(WHAT THIS TASK INVOLVES): Wherever a line in the data below holds "name", copy that line.

**** ENTRIES

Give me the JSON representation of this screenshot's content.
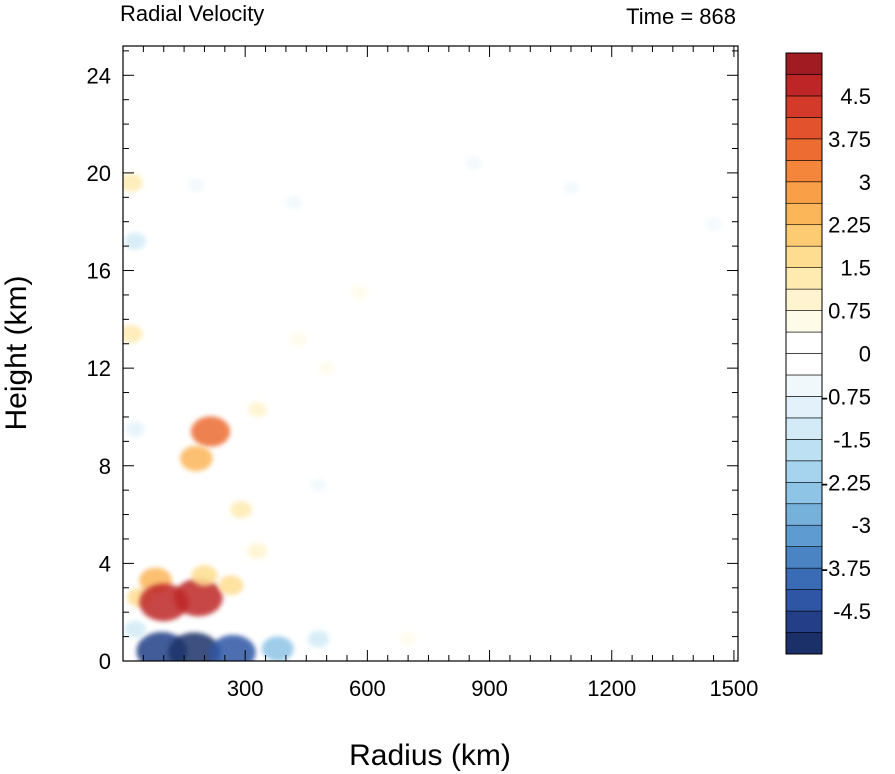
{
  "chart_data": {
    "type": "heatmap",
    "title": "Radial Velocity",
    "subtitle": "Time = 868",
    "xlabel": "Radius (km)",
    "ylabel": "Height (km)",
    "xlim": [
      0,
      1510
    ],
    "ylim": [
      0,
      25.2
    ],
    "x_ticks": [
      300,
      600,
      900,
      1200,
      1500
    ],
    "x_tick_labels": [
      "300",
      "600",
      "900",
      "1200",
      "1500"
    ],
    "y_ticks": [
      0,
      4,
      8,
      12,
      16,
      20,
      24
    ],
    "y_tick_labels": [
      "0",
      "4",
      "8",
      "12",
      "16",
      "20",
      "24"
    ],
    "grid": false,
    "colorbar": {
      "min": -5.25,
      "max": 5.25,
      "step": 0.375,
      "tick_values": [
        4.5,
        3.75,
        3,
        2.25,
        1.5,
        0.75,
        0,
        -0.75,
        -1.5,
        -2.25,
        -3,
        -3.75,
        -4.5
      ],
      "tick_labels": [
        "4.5",
        "3.75",
        "3",
        "2.25",
        "1.5",
        "0.75",
        "0",
        "-0.75",
        "-1.5",
        "-2.25",
        "-3",
        "-3.75",
        "-4.5"
      ],
      "colors": [
        "#1b3069",
        "#243f88",
        "#2f56a5",
        "#3a6cb5",
        "#4a84c3",
        "#5e9bd0",
        "#76b1dc",
        "#8ec4e6",
        "#a6d4ee",
        "#bde1f3",
        "#d2ebf7",
        "#e3f2fa",
        "#f1f8fc",
        "#ffffff",
        "#ffffff",
        "#fefbe9",
        "#fff4cf",
        "#ffeab0",
        "#fedd90",
        "#fdcb72",
        "#fbb65a",
        "#f89f48",
        "#f3863a",
        "#ec6c31",
        "#e2522c",
        "#d33a2a",
        "#be2526",
        "#a11c22"
      ]
    },
    "features": [
      {
        "r": 95,
        "z": 0.4,
        "v": -4.8
      },
      {
        "r": 175,
        "z": 0.35,
        "v": -5.0
      },
      {
        "r": 270,
        "z": 0.35,
        "v": -4.2
      },
      {
        "r": 380,
        "z": 0.5,
        "v": -2.5
      },
      {
        "r": 480,
        "z": 0.9,
        "v": -1.2
      },
      {
        "r": 30,
        "z": 1.3,
        "v": -1.2
      },
      {
        "r": 40,
        "z": 2.6,
        "v": 1.5
      },
      {
        "r": 80,
        "z": 3.3,
        "v": 2.6
      },
      {
        "r": 100,
        "z": 2.4,
        "v": 4.6
      },
      {
        "r": 185,
        "z": 2.6,
        "v": 4.6
      },
      {
        "r": 200,
        "z": 3.5,
        "v": 1.8
      },
      {
        "r": 265,
        "z": 3.1,
        "v": 1.6
      },
      {
        "r": 330,
        "z": 4.5,
        "v": 1.0
      },
      {
        "r": 290,
        "z": 6.2,
        "v": 1.2
      },
      {
        "r": 215,
        "z": 9.4,
        "v": 3.4
      },
      {
        "r": 180,
        "z": 8.3,
        "v": 2.6
      },
      {
        "r": 330,
        "z": 10.3,
        "v": 0.9
      },
      {
        "r": 430,
        "z": 13.2,
        "v": 0.7
      },
      {
        "r": 580,
        "z": 15.1,
        "v": 0.6
      },
      {
        "r": 500,
        "z": 12.0,
        "v": 0.5
      },
      {
        "r": 20,
        "z": 13.4,
        "v": 1.4
      },
      {
        "r": 20,
        "z": 19.6,
        "v": 1.4
      },
      {
        "r": 30,
        "z": 9.5,
        "v": -0.8
      },
      {
        "r": 30,
        "z": 17.2,
        "v": -1.2
      },
      {
        "r": 180,
        "z": 19.5,
        "v": -0.6
      },
      {
        "r": 420,
        "z": 18.8,
        "v": -0.6
      },
      {
        "r": 860,
        "z": 20.4,
        "v": -0.5
      },
      {
        "r": 1100,
        "z": 19.4,
        "v": -0.4
      },
      {
        "r": 1450,
        "z": 17.9,
        "v": -0.5
      },
      {
        "r": 480,
        "z": 7.2,
        "v": -0.5
      },
      {
        "r": 700,
        "z": 0.9,
        "v": 0.5
      }
    ]
  }
}
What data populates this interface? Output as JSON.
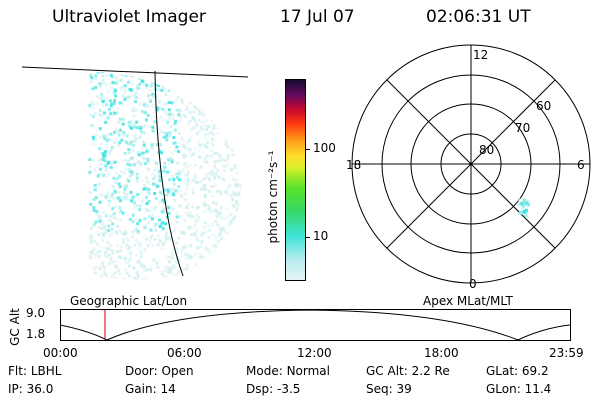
{
  "header": {
    "instrument": "Ultraviolet Imager",
    "date": "17 Jul 07",
    "time": "02:06:31 UT"
  },
  "colorbar": {
    "unit_label": "photon cm⁻²s⁻¹",
    "ticks": [
      "100",
      "10"
    ]
  },
  "polar": {
    "mlt_labels": [
      "12",
      "18",
      "6",
      "0"
    ],
    "lat_labels": [
      "60",
      "70",
      "80"
    ]
  },
  "orbit": {
    "ylabel": "GC Alt",
    "y_ticks": [
      "9.0",
      "1.8"
    ],
    "left_caption": "Geographic Lat/Lon",
    "right_caption": "Apex MLat/MLT",
    "x_ticks": [
      "00:00",
      "06:00",
      "12:00",
      "18:00",
      "23:59"
    ]
  },
  "info": {
    "row1": [
      {
        "label": "Flt:",
        "value": "LBHL"
      },
      {
        "label": "Door:",
        "value": "Open"
      },
      {
        "label": "Mode:",
        "value": "Normal"
      },
      {
        "label": "GC Alt:",
        "value": "2.2 Re"
      },
      {
        "label": "GLat:",
        "value": "69.2"
      }
    ],
    "row2": [
      {
        "label": "IP:",
        "value": "36.0"
      },
      {
        "label": "Gain:",
        "value": "14"
      },
      {
        "label": "Dsp:",
        "value": "-3.5"
      },
      {
        "label": "Seq:",
        "value": "39"
      },
      {
        "label": "GLon:",
        "value": "11.4"
      }
    ]
  },
  "colors": {
    "auroral_cyan": "#2fe0e0",
    "auroral_pale": "#cfeeee",
    "marker": "#cc0000"
  }
}
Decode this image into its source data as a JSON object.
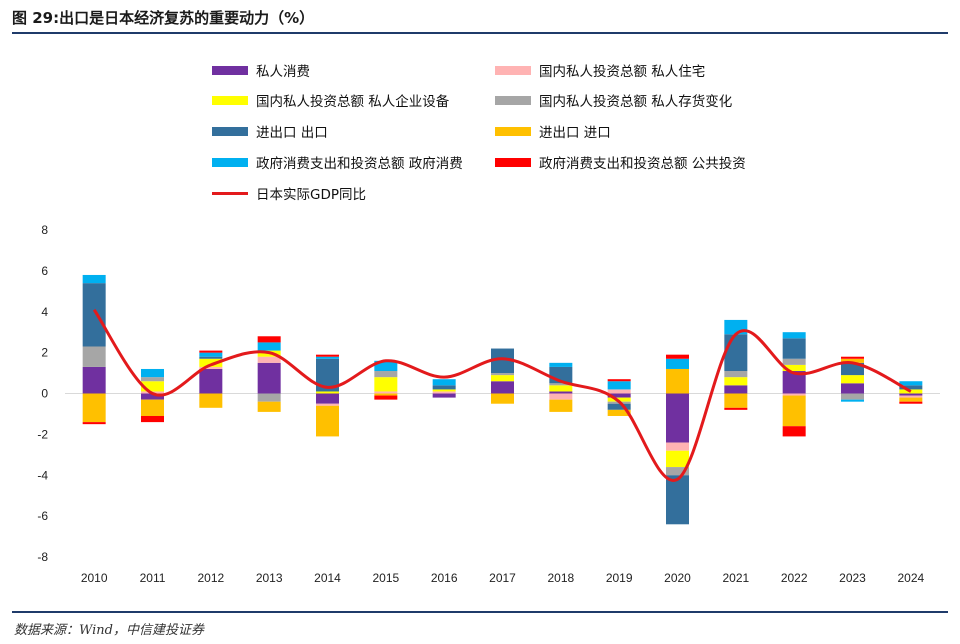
{
  "header": {
    "title": "图 29:出口是日本经济复苏的重要动力（%）"
  },
  "footer": {
    "source": "数据来源：Wind，中信建投证券"
  },
  "chart_data": {
    "type": "bar",
    "stacked": true,
    "categories": [
      "2010",
      "2011",
      "2012",
      "2013",
      "2014",
      "2015",
      "2016",
      "2017",
      "2018",
      "2019",
      "2020",
      "2021",
      "2022",
      "2023",
      "2024"
    ],
    "ylim": [
      -8,
      8
    ],
    "yticks": [
      -8,
      -6,
      -4,
      -2,
      0,
      2,
      4,
      6,
      8
    ],
    "legend_position": "top",
    "series": [
      {
        "name": "私人消费",
        "color": "#7030a0",
        "values": [
          1.3,
          -0.3,
          1.2,
          1.5,
          -0.5,
          0.0,
          -0.2,
          0.6,
          0.1,
          -0.2,
          -2.4,
          0.4,
          1.1,
          0.5,
          -0.1
        ]
      },
      {
        "name": "国内私人投资总额 私人住宅",
        "color": "#ffb3b3",
        "values": [
          0.0,
          0.1,
          0.1,
          0.3,
          -0.1,
          0.1,
          0.1,
          0.0,
          -0.3,
          0.2,
          -0.4,
          0.0,
          -0.1,
          0.0,
          -0.1
        ]
      },
      {
        "name": "国内私人投资总额 私人企业设备",
        "color": "#ffff00",
        "values": [
          0.0,
          0.5,
          0.4,
          0.3,
          0.1,
          0.7,
          0.1,
          0.3,
          0.3,
          -0.2,
          -0.8,
          0.4,
          0.3,
          0.4,
          0.2
        ]
      },
      {
        "name": "国内私人投资总额 私人存货变化",
        "color": "#a6a6a6",
        "values": [
          1.0,
          0.2,
          0.0,
          -0.4,
          0.0,
          0.3,
          0.0,
          0.1,
          0.1,
          -0.1,
          -0.4,
          0.3,
          0.3,
          -0.3,
          0.0
        ]
      },
      {
        "name": "进出口 出口",
        "color": "#336f9c",
        "values": [
          3.1,
          0.0,
          0.1,
          0.0,
          1.6,
          0.0,
          0.2,
          1.2,
          0.8,
          -0.3,
          -2.4,
          1.8,
          1.0,
          0.6,
          0.2
        ]
      },
      {
        "name": "进出口 进口",
        "color": "#ffc000",
        "values": [
          -1.4,
          -0.8,
          -0.7,
          -0.5,
          -1.5,
          -0.1,
          0.0,
          -0.5,
          -0.6,
          -0.3,
          1.2,
          -0.7,
          -1.5,
          0.2,
          -0.2
        ]
      },
      {
        "name": "政府消费支出和投资总额 政府消费",
        "color": "#00b0f0",
        "values": [
          0.4,
          0.4,
          0.2,
          0.4,
          0.1,
          0.5,
          0.3,
          0.0,
          0.2,
          0.4,
          0.5,
          0.7,
          0.3,
          -0.1,
          0.2
        ]
      },
      {
        "name": "政府消费支出和投资总额 公共投资",
        "color": "#ff0000",
        "values": [
          -0.1,
          -0.3,
          0.1,
          0.3,
          0.1,
          -0.2,
          0.0,
          0.0,
          0.0,
          0.1,
          0.2,
          -0.1,
          -0.5,
          0.1,
          -0.1
        ]
      }
    ],
    "line": {
      "name": "日本实际GDP同比",
      "color": "#e31a1c",
      "values": [
        4.1,
        0.0,
        1.4,
        2.0,
        0.3,
        1.6,
        0.8,
        1.7,
        0.6,
        -0.4,
        -4.2,
        2.9,
        1.0,
        1.5,
        0.1
      ]
    }
  }
}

********

(ANSWER TO THE TASK):
        "name": "私人消费",
        "name": "国内私人投资总额 私人住宅",
        "name": "国内私人投资总额 私人企业设备",
        "name": "国内私人投资总额 私人存货变化",
        "name": "进出口 出口",
        "name": "进出口 进口",
        "name": "政府消费支出和投资总额 政府消费",
        "name": "政府消费支出和投资总额 公共投资",
      "name": "日本实际GDP同比",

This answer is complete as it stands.